• _Dataset items_
-=-=-=-=-

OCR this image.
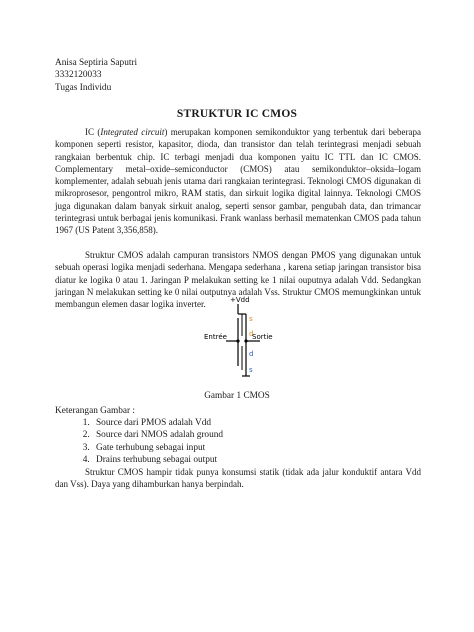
Anisa Septiria Saputri
3332120033
Tugas Individu
STRUKTUR IC CMOS

IC (Integrated circuit) merupakan komponen semikonduktor yang terbentuk dari beberapa komponen seperti resistor, kapasitor, dioda, dan transistor dan telah terintegrasi menjadi sebuah rangkaian berbentuk chip. IC terbagi menjadi dua komponen yaitu IC TTL dan IC CMOS. Complementary metal–oxide–semiconductor (CMOS) atau semikonduktor–oksida–logam komplementer, adalah sebuah jenis utama dari rangkaian terintegrasi. Teknologi CMOS digunakan di mikroprosesor, pengontrol mikro, RAM statis, dan sirkuit logika digital lainnya. Teknologi CMOS juga digunakan dalam banyak sirkuit analog, seperti sensor gambar, pengubah data, dan trimancar terintegrasi untuk berbagai jenis komunikasi. Frank wanlass berhasil mematenkan CMOS pada tahun 1967 (US Patent 3,356,858).

Struktur CMOS adalah campuran transistors NMOS dengan PMOS yang digunakan untuk sebuah operasi logika menjadi sederhana. Mengapa sederhana , karena setiap jaringan transistor bisa diatur ke logika 0 atau 1. Jaringan P melakukan setting ke 1 nilai ouputnya adalah Vdd. Sedangkan jaringan N melakukan setting ke 0 nilai outputnya adalah Vss. Struktur CMOS memungkinkan untuk membangun elemen dasar logika inverter.	+Vdd
s
d
d
s
Entrée	Sortie
Gambar 1 CMOS
Keterangan Gambar :
1. Source dari PMOS adalah Vdd
2. Source dari NMOS adalah ground
3. Gate terhubung sebagai input
4. Drains terhubung sebagai output

Struktur CMOS hampir tidak punya konsumsi statik (tidak ada jalur konduktif antara Vdd dan Vss). Daya yang dihamburkan hanya berpindah.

-=-=-=-=-

• _EXERCISE BRIEF_
Where a line above includes "sebagai", copy that line.

• _TASK SOLUTION_
3. Gate terhubung sebagai input
4. Drains terhubung sebagai output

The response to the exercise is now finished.